* _What you should do_:
Count every line in the entries that contains "JSON". Report that count alone.

* _Stored data_:

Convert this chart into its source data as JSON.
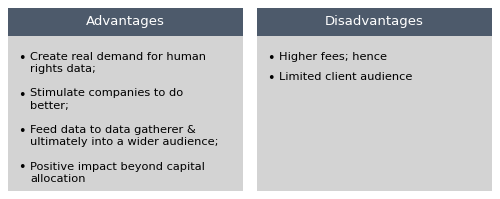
{
  "header_bg_color": "#4d5a6b",
  "body_bg_color": "#d3d3d3",
  "header_text_color": "#ffffff",
  "body_text_color": "#000000",
  "header_fontsize": 9.5,
  "body_fontsize": 8.2,
  "left_header": "Advantages",
  "right_header": "Disadvantages",
  "left_bullets": [
    "Create real demand for human\nrights data;",
    "Stimulate companies to do\nbetter;",
    "Feed data to data gatherer &\nultimately into a wider audience;",
    "Positive impact beyond capital\nallocation"
  ],
  "right_bullets": [
    "Higher fees; hence",
    "Limited client audience"
  ],
  "fig_bg_color": "#ffffff",
  "fig_width": 5.0,
  "fig_height": 1.99,
  "dpi": 100
}
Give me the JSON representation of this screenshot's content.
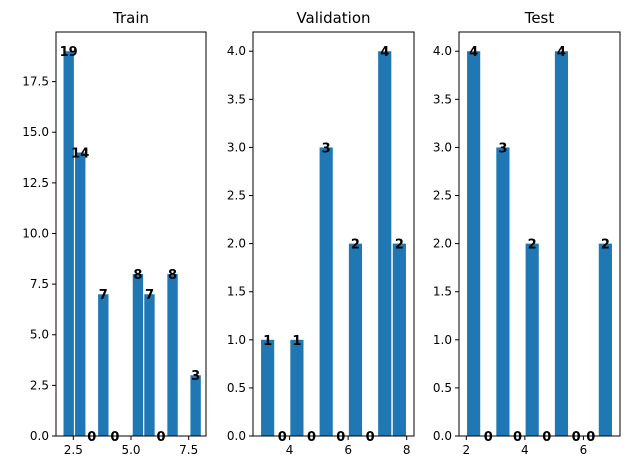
{
  "chart_data": [
    {
      "type": "bar",
      "title": "Train",
      "color": "#1f77b4",
      "x": [
        2.3,
        2.8,
        3.3,
        3.8,
        4.3,
        4.8,
        5.3,
        5.8,
        6.3,
        6.8,
        7.3,
        7.8
      ],
      "values": [
        19,
        14,
        0,
        7,
        0,
        0,
        8,
        7,
        0,
        8,
        0,
        3
      ],
      "labels": [
        "19",
        "14",
        "0",
        "7",
        "0",
        "",
        "8",
        "7",
        "0",
        "8",
        "",
        "3"
      ],
      "xlim": [
        1.75,
        8.25
      ],
      "ylim": [
        0,
        19.95
      ],
      "xticks": [
        2.5,
        5.0,
        7.5
      ],
      "xticklabels": [
        "2.5",
        "5.0",
        "7.5"
      ],
      "yticks": [
        0,
        2.5,
        5,
        7.5,
        10,
        12.5,
        15,
        17.5
      ],
      "yticklabels": [
        "0.0",
        "2.5",
        "5.0",
        "7.5",
        "10.0",
        "12.5",
        "15.0",
        "17.5"
      ],
      "xlabel": "",
      "ylabel": ""
    },
    {
      "type": "bar",
      "title": "Validation",
      "color": "#1f77b4",
      "x": [
        3.25,
        3.75,
        4.25,
        4.75,
        5.25,
        5.75,
        6.25,
        6.75,
        7.25,
        7.75
      ],
      "values": [
        1,
        0,
        1,
        0,
        3,
        0,
        2,
        0,
        4,
        2
      ],
      "labels": [
        "1",
        "0",
        "1",
        "0",
        "3",
        "0",
        "2",
        "0",
        "4",
        "2"
      ],
      "xlim": [
        2.75,
        8.25
      ],
      "ylim": [
        0,
        4.2
      ],
      "xticks": [
        4,
        6,
        8
      ],
      "xticklabels": [
        "4",
        "6",
        "8"
      ],
      "yticks": [
        0,
        0.5,
        1,
        1.5,
        2,
        2.5,
        3,
        3.5,
        4
      ],
      "yticklabels": [
        "0.0",
        "0.5",
        "1.0",
        "1.5",
        "2.0",
        "2.5",
        "3.0",
        "3.5",
        "4.0"
      ],
      "xlabel": "",
      "ylabel": ""
    },
    {
      "type": "bar",
      "title": "Test",
      "color": "#1f77b4",
      "x": [
        2.25,
        2.75,
        3.25,
        3.75,
        4.25,
        4.75,
        5.25,
        5.75,
        6.25,
        6.75
      ],
      "values": [
        4,
        0,
        3,
        0,
        2,
        0,
        4,
        0,
        0,
        2
      ],
      "labels": [
        "4",
        "0",
        "3",
        "0",
        "2",
        "0",
        "4",
        "0",
        "0",
        "2"
      ],
      "xlim": [
        1.75,
        7.25
      ],
      "ylim": [
        0,
        4.2
      ],
      "xticks": [
        2,
        4,
        6
      ],
      "xticklabels": [
        "2",
        "4",
        "6"
      ],
      "yticks": [
        0,
        0.5,
        1,
        1.5,
        2,
        2.5,
        3,
        3.5,
        4
      ],
      "yticklabels": [
        "0.0",
        "0.5",
        "1.0",
        "1.5",
        "2.0",
        "2.5",
        "3.0",
        "3.5",
        "4.0"
      ],
      "xlabel": "",
      "ylabel": ""
    }
  ]
}
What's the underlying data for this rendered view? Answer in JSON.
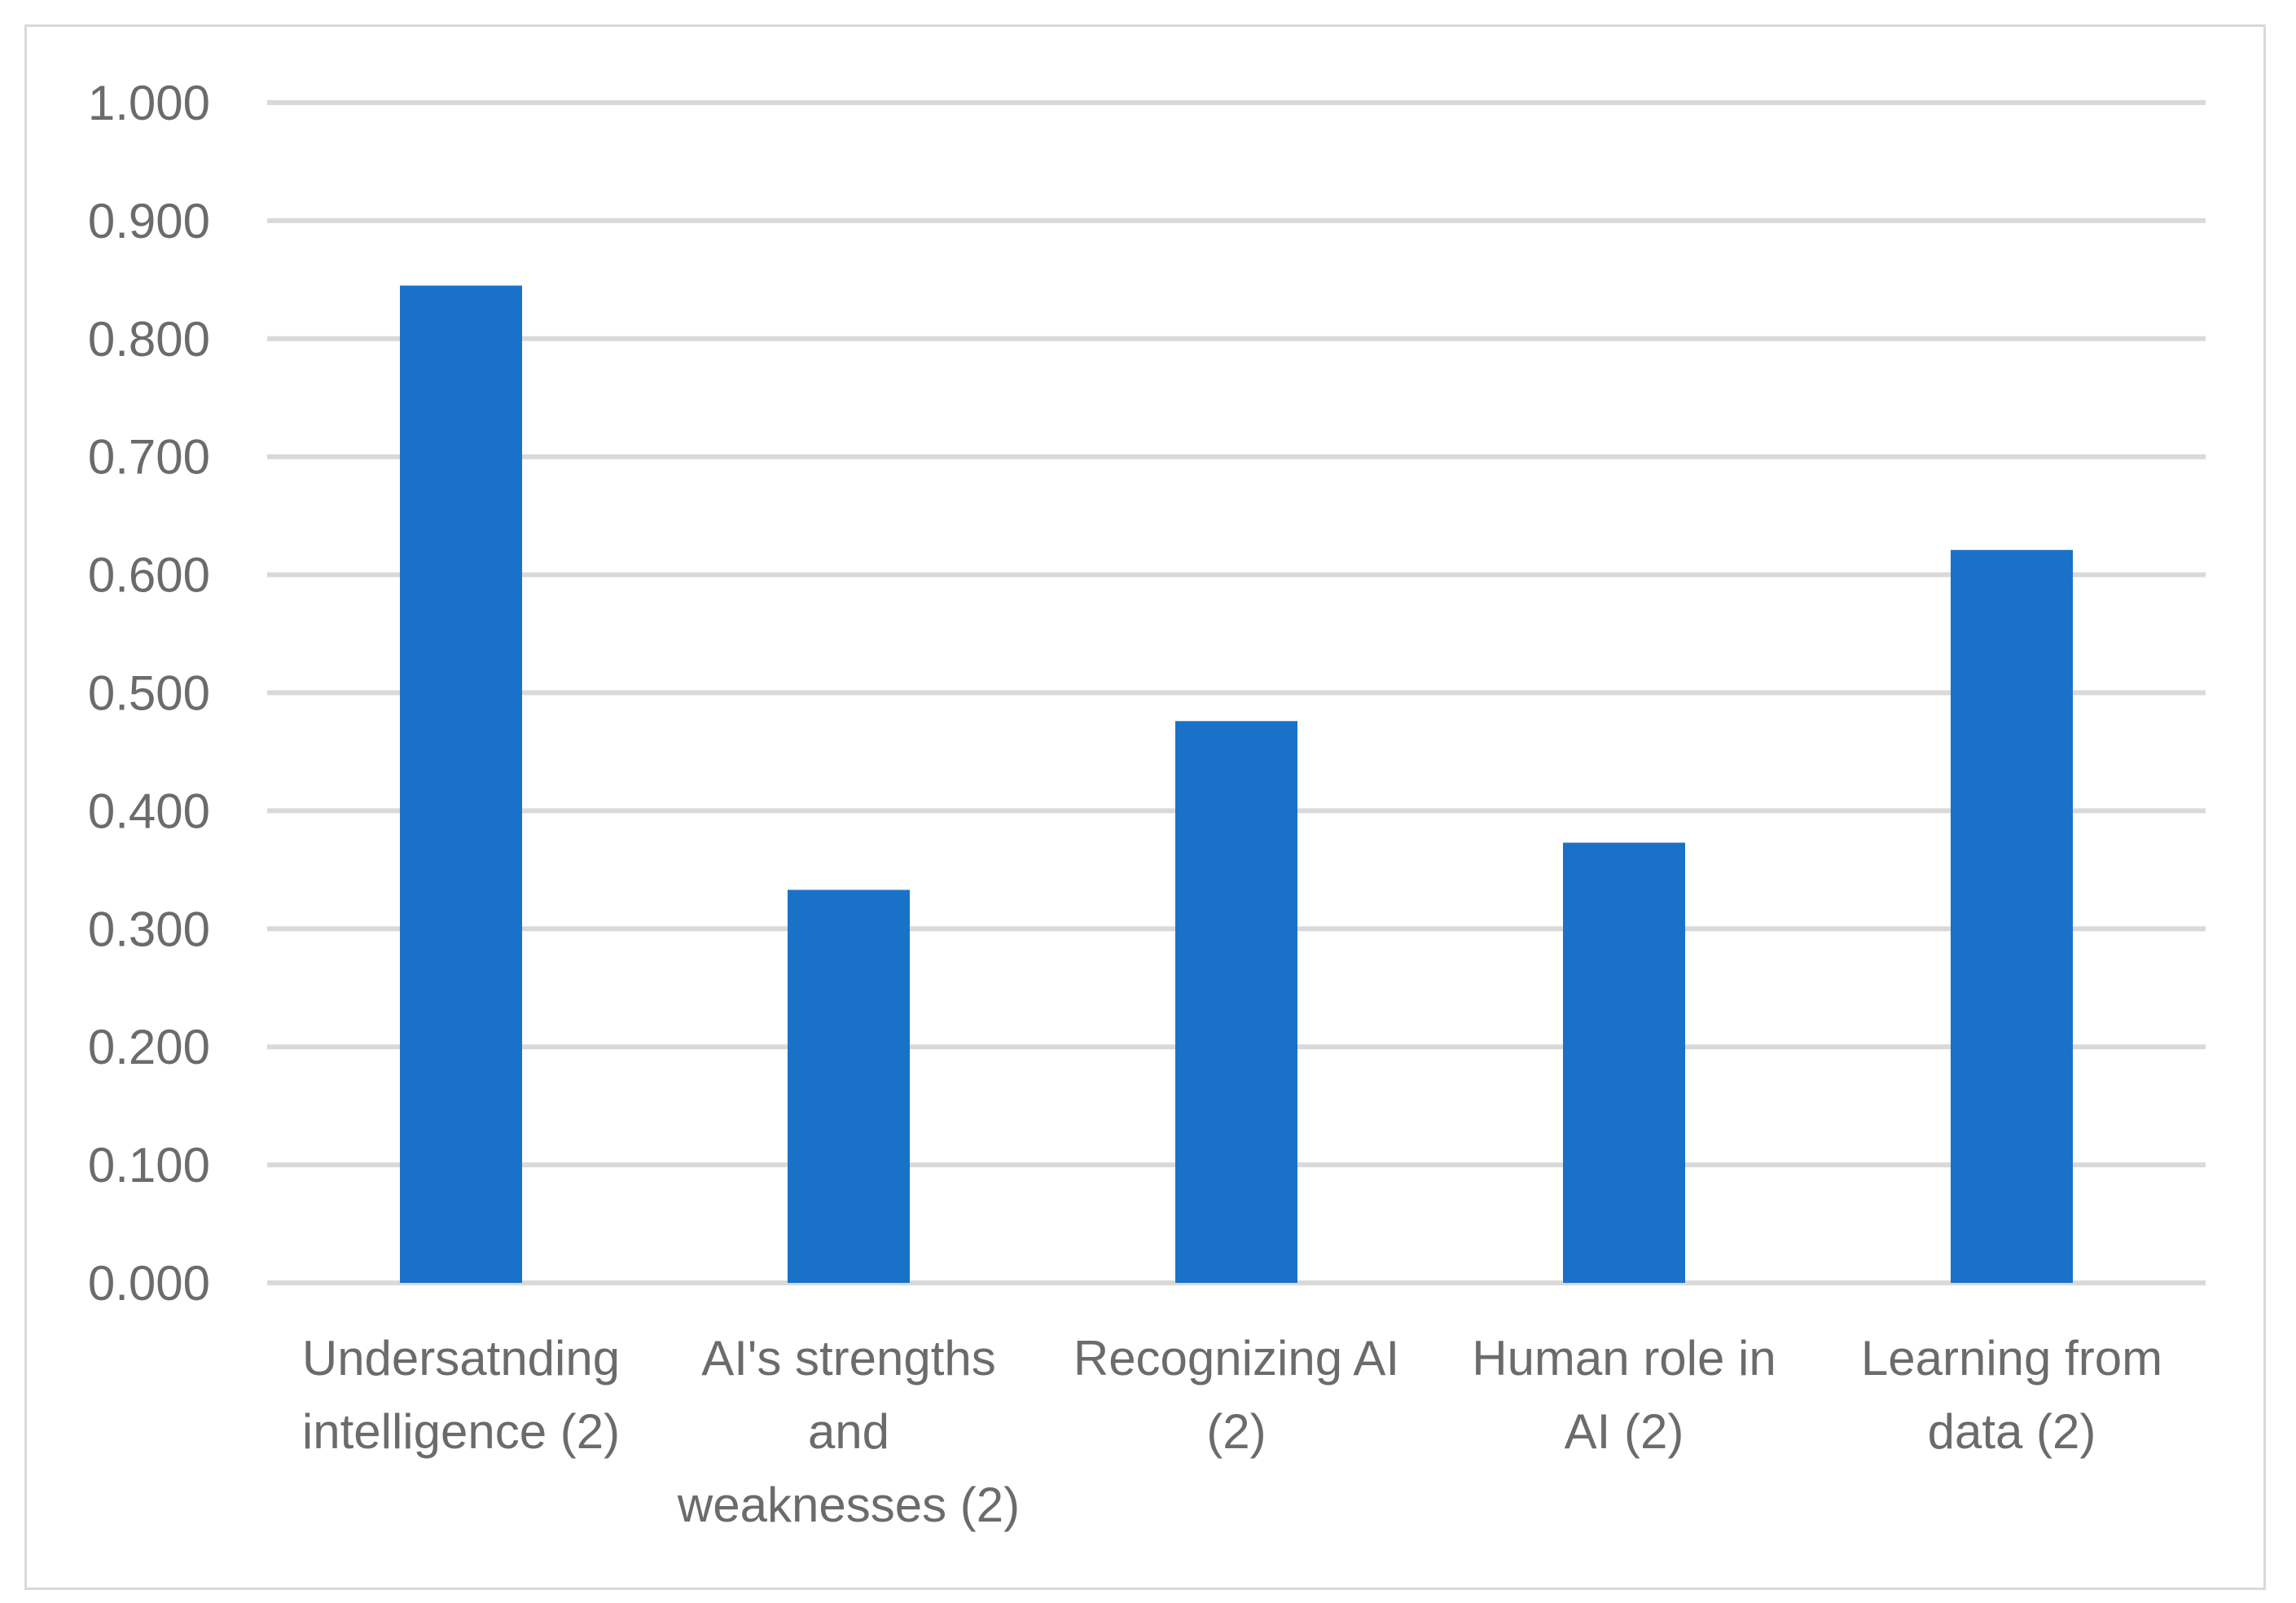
{
  "chart_data": {
    "type": "bar",
    "title": "",
    "xlabel": "",
    "ylabel": "",
    "categories": [
      [
        "Undersatnding",
        "intelligence (2)"
      ],
      [
        "AI's strengths",
        "and",
        "weaknesses (2)"
      ],
      [
        "Recognizing AI",
        "(2)"
      ],
      [
        "Human role in",
        "AI (2)"
      ],
      [
        "Learning from",
        "data (2)"
      ]
    ],
    "values": [
      0.845,
      0.333,
      0.476,
      0.373,
      0.621
    ],
    "ylim": [
      0,
      1.0
    ],
    "yticks": [
      "0.000",
      "0.100",
      "0.200",
      "0.300",
      "0.400",
      "0.500",
      "0.600",
      "0.700",
      "0.800",
      "0.900",
      "1.000"
    ],
    "grid": true,
    "legend": "none",
    "colors": {
      "bar": "#1a72c8",
      "grid": "#d9d9d9",
      "text": "#6b6b6b",
      "border": "#d9d9d9"
    }
  }
}
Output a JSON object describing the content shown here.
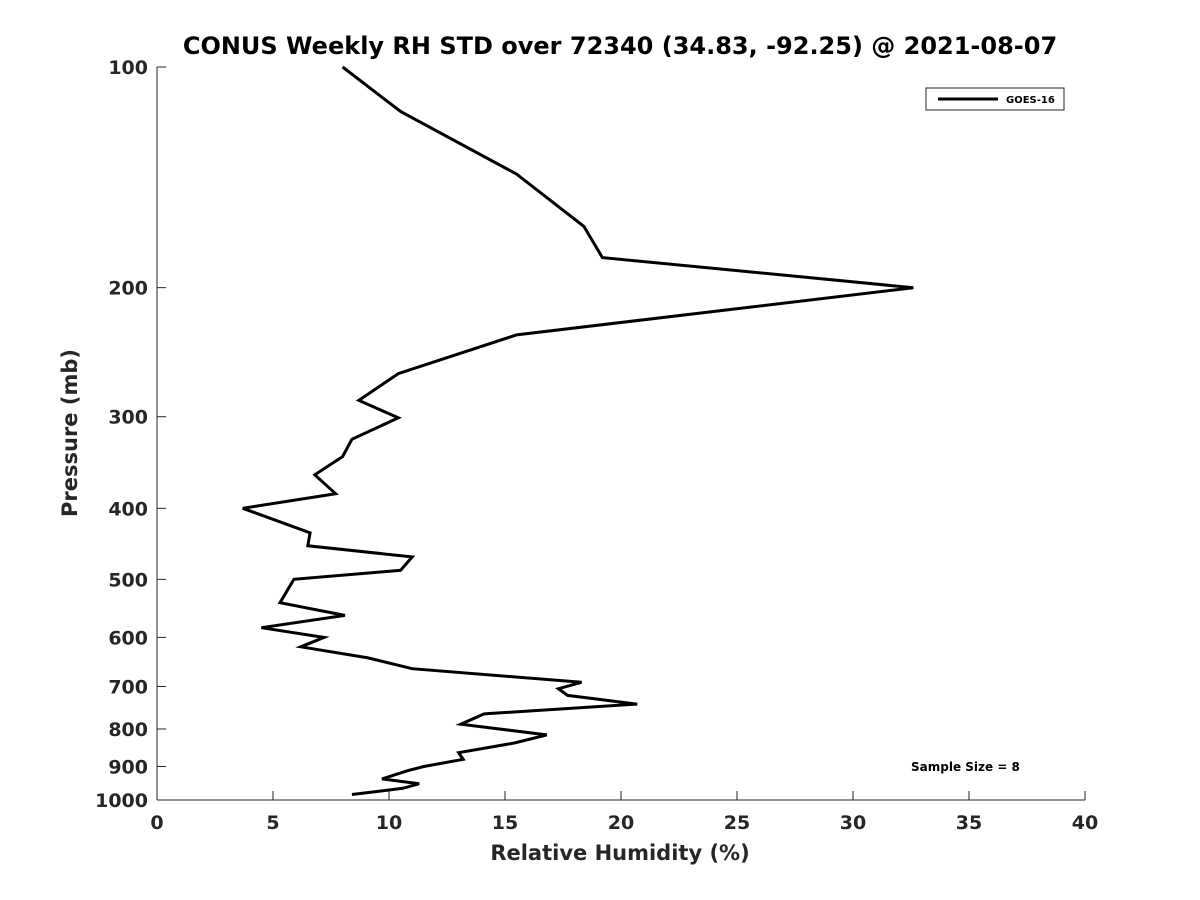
{
  "chart_data": {
    "type": "line",
    "title": "CONUS Weekly RH STD over 72340 (34.83, -92.25) @ 2021-08-07",
    "xlabel": "Relative Humidity (%)",
    "ylabel": "Pressure (mb)",
    "xlim": [
      0,
      40
    ],
    "ylim": [
      100,
      1000
    ],
    "yscale": "log",
    "y_reversed": true,
    "grid": false,
    "legend_position": "top-right",
    "xticks": [
      "0",
      "5",
      "10",
      "15",
      "20",
      "25",
      "30",
      "35",
      "40"
    ],
    "yticks": [
      "100",
      "200",
      "300",
      "400",
      "500",
      "600",
      "700",
      "800",
      "900",
      "1000"
    ],
    "annotation": "Sample Size = 8",
    "series": [
      {
        "name": "GOES-16",
        "color": "#000000",
        "x": [
          8.0,
          10.5,
          15.5,
          18.4,
          19.2,
          32.6,
          15.5,
          10.4,
          8.7,
          10.4,
          8.4,
          8.0,
          6.8,
          7.7,
          3.7,
          6.6,
          6.5,
          11.0,
          10.5,
          5.9,
          5.3,
          8.1,
          4.5,
          7.2,
          6.2,
          9.1,
          11.0,
          18.3,
          17.3,
          17.7,
          20.7,
          14.1,
          13.1,
          16.8,
          15.4,
          13.0,
          13.2,
          11.5,
          10.8,
          9.7,
          11.3,
          10.6,
          8.4
        ],
        "y": [
          100,
          115,
          140,
          165,
          182,
          200,
          232,
          262,
          285,
          301,
          322,
          340,
          360,
          382,
          400,
          432,
          450,
          466,
          486,
          500,
          538,
          560,
          582,
          600,
          618,
          640,
          662,
          691,
          705,
          720,
          740,
          763,
          788,
          815,
          836,
          862,
          880,
          900,
          912,
          936,
          950,
          964,
          983
        ]
      }
    ]
  }
}
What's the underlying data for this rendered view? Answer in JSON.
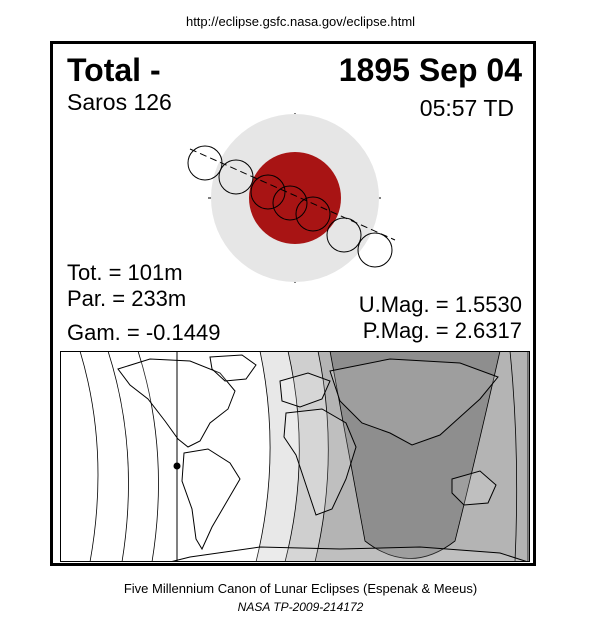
{
  "header": {
    "url": "http://eclipse.gsfc.nasa.gov/eclipse.html"
  },
  "eclipse": {
    "type": "Total  -",
    "date": "1895 Sep 04",
    "saros": "Saros 126",
    "time": "05:57 TD",
    "tot": "Tot. = 101m",
    "par": "Par. = 233m",
    "gam": "Gam. = -0.1449",
    "umag": "U.Mag. = 1.5530",
    "pmag": "P.Mag. = 2.6317"
  },
  "colors": {
    "umbra": "#a81414",
    "penumbra": "#e6e6e6",
    "map_night": "#8e8e8e",
    "map_zone_1": "#b4b4b4",
    "map_zone_2": "#cfcfcf",
    "map_zone_3": "#e8e8e8"
  },
  "footer": {
    "canon": "Five Millennium Canon of Lunar Eclipses (Espenak & Meeus)",
    "nasa": "NASA TP-2009-214172"
  }
}
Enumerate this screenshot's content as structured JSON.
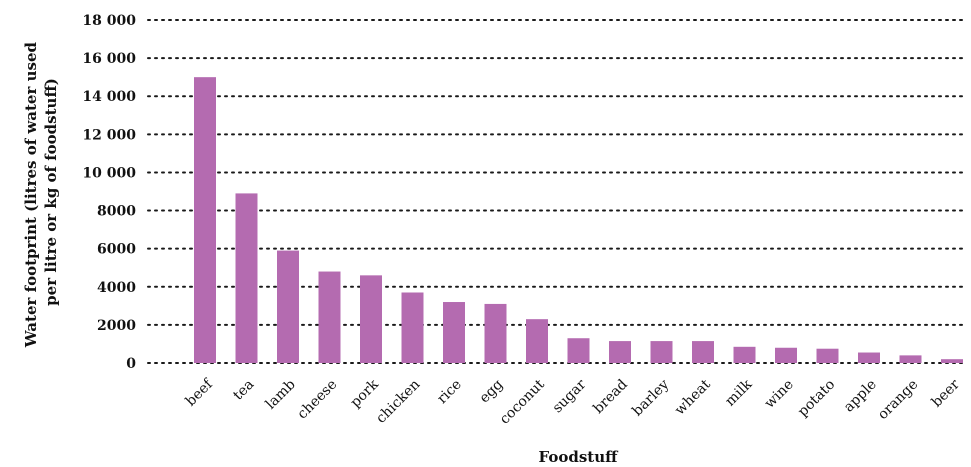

* _Response below_:
6